__WRITTEN TASK__
Report how many lines contain "name". The answer is a single number.

__DATA TO USE__
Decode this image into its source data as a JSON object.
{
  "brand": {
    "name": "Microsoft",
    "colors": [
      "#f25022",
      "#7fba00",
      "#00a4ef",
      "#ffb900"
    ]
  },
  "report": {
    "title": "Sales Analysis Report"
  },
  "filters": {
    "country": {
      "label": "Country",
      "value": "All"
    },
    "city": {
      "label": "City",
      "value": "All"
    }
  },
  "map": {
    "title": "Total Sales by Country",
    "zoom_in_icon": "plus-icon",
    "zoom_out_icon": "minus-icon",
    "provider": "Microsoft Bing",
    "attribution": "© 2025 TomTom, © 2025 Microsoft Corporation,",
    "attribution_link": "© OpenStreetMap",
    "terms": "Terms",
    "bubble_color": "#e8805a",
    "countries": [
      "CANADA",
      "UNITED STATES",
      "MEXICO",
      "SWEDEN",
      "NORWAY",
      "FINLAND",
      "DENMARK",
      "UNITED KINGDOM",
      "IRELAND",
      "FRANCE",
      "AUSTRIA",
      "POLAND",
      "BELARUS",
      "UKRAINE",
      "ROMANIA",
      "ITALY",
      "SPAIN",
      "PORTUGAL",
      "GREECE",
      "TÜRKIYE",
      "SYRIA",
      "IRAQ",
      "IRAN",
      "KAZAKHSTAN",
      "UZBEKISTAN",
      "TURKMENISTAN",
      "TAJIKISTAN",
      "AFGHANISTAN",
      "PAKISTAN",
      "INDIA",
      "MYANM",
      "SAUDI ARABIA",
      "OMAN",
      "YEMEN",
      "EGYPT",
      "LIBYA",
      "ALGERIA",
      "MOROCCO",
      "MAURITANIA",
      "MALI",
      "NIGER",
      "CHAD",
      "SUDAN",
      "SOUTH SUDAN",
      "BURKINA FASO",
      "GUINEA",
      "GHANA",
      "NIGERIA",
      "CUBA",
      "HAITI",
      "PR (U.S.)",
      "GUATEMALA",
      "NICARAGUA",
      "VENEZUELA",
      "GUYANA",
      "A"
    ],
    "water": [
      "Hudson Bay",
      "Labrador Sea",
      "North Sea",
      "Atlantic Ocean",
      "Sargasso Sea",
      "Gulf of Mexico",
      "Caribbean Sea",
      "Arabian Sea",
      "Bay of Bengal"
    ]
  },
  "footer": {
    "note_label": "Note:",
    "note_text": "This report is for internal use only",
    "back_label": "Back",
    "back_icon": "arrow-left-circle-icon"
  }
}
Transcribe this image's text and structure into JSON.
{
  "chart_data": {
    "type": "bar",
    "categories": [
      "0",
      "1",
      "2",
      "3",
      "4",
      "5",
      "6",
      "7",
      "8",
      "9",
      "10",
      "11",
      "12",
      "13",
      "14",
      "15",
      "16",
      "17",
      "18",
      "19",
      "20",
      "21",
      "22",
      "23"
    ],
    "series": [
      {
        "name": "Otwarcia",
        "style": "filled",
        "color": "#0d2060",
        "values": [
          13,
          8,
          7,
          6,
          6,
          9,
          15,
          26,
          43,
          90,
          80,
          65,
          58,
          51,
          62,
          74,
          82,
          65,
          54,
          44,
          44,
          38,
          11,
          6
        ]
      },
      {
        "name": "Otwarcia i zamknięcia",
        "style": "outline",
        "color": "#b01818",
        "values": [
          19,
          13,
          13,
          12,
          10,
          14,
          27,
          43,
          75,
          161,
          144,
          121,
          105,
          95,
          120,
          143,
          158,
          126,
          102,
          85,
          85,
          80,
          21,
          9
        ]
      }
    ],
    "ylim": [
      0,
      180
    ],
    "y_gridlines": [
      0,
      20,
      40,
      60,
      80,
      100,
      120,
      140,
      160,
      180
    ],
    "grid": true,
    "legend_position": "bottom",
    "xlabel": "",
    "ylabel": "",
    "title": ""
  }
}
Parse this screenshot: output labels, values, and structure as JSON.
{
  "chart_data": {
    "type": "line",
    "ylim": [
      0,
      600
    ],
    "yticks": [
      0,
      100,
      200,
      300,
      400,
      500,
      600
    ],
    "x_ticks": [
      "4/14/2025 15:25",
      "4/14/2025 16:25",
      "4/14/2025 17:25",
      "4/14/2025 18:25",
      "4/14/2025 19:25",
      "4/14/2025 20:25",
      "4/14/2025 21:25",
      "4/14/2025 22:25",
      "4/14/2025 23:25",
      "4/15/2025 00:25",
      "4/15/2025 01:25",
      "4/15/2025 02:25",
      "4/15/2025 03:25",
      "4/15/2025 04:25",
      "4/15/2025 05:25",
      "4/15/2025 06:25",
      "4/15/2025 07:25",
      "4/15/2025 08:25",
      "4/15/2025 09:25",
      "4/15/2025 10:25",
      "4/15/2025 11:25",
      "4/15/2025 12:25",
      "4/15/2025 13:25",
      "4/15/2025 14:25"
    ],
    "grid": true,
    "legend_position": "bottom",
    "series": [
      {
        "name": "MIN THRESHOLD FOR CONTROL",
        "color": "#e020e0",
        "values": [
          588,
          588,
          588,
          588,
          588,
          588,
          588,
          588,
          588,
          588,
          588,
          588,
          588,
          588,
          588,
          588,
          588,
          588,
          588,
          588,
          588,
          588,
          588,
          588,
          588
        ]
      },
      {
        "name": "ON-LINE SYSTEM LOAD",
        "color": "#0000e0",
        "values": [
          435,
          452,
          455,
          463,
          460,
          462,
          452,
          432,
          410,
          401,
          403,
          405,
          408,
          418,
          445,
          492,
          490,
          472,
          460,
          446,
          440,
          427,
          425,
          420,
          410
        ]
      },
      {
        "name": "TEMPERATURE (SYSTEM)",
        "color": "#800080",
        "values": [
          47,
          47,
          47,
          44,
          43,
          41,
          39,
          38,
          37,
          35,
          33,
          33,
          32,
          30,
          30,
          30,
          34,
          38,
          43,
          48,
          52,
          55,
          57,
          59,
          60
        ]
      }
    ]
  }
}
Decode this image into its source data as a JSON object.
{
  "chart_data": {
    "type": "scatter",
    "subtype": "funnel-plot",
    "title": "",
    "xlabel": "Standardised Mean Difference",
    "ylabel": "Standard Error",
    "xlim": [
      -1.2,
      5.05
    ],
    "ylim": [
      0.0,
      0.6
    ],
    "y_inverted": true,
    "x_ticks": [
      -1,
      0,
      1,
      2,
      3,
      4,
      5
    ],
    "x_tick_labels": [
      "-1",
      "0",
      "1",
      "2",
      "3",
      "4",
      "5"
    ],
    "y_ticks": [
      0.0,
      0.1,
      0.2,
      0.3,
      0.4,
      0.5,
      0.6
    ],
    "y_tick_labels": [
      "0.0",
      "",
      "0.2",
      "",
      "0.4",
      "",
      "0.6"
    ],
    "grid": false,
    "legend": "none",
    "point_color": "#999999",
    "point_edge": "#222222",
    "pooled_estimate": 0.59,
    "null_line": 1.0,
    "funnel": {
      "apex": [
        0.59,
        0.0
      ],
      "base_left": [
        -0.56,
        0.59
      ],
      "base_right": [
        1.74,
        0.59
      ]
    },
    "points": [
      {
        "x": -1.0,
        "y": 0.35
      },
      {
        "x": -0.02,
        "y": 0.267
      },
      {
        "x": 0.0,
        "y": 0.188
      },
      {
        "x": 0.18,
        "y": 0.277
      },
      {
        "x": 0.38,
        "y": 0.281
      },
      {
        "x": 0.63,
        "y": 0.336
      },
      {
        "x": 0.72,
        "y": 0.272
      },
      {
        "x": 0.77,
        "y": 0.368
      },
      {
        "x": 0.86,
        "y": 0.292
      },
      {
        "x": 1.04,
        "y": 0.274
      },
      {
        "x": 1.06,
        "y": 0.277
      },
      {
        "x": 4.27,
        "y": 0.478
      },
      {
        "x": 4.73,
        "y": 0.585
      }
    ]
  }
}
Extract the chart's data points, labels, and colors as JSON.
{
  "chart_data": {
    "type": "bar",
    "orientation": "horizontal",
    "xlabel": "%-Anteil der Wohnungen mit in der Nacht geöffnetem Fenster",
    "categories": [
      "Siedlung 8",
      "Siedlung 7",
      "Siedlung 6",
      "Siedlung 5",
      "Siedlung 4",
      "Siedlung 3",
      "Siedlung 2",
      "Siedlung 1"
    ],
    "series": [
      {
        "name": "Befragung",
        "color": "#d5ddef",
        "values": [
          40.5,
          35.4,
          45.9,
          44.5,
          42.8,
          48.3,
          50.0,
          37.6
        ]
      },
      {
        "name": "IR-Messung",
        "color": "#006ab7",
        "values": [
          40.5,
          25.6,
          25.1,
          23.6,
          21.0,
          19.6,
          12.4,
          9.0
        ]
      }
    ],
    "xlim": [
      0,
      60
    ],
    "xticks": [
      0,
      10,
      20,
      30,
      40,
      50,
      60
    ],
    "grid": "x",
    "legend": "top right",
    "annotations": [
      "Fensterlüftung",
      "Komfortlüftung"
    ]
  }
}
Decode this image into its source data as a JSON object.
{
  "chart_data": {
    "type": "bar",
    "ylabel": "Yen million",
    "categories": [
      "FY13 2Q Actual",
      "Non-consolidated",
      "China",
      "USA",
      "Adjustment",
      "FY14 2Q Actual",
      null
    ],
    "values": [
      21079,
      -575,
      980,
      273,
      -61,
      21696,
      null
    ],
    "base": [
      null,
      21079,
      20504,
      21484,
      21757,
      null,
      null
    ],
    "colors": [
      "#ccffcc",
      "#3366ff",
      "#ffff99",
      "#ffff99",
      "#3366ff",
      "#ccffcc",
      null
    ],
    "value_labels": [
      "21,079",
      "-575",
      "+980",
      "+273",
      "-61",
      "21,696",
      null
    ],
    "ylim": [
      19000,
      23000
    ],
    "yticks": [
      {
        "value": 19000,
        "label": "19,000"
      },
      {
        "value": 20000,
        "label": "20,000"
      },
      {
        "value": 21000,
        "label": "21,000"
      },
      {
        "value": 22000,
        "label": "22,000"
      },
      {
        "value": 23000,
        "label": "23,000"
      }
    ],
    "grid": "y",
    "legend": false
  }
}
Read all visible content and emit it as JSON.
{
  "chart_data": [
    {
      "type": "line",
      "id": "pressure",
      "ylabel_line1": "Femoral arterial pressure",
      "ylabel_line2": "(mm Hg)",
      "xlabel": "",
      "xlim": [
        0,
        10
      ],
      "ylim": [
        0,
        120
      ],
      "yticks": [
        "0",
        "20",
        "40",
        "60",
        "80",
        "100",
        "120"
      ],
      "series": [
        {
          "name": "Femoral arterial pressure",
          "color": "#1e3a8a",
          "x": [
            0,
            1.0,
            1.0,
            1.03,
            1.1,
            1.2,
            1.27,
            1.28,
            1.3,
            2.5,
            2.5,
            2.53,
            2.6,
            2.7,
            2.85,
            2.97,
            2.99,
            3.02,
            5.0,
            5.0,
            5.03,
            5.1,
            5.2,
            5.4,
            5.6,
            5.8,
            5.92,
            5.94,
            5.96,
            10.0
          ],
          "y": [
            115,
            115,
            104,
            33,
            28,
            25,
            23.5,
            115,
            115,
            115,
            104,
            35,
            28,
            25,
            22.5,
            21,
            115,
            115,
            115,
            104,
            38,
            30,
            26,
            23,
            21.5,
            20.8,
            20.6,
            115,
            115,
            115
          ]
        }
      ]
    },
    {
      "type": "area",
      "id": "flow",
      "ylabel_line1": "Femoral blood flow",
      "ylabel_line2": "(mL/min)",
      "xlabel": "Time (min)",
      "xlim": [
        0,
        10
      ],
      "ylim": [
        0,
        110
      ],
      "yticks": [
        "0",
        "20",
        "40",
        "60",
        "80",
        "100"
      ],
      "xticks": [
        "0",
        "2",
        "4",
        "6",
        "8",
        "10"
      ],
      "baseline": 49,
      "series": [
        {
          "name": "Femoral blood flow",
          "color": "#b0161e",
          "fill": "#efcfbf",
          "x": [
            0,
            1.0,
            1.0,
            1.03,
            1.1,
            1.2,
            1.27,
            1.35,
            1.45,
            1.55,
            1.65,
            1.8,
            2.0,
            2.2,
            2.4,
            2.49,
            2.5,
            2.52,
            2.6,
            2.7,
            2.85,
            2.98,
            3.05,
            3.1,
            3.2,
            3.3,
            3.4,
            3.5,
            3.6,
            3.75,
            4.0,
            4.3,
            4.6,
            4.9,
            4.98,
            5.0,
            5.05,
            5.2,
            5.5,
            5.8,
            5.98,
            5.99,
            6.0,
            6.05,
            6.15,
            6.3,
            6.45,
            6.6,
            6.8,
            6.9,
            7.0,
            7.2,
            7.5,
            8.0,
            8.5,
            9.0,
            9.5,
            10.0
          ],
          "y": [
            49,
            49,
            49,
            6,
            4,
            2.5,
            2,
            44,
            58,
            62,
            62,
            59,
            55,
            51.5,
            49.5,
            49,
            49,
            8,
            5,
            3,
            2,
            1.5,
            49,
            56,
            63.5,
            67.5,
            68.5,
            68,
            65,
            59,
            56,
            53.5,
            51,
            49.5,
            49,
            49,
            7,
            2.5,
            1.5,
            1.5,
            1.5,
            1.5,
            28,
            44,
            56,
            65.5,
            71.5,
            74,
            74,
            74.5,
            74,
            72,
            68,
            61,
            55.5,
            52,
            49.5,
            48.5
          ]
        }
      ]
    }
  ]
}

__FINAL ANSWER__
10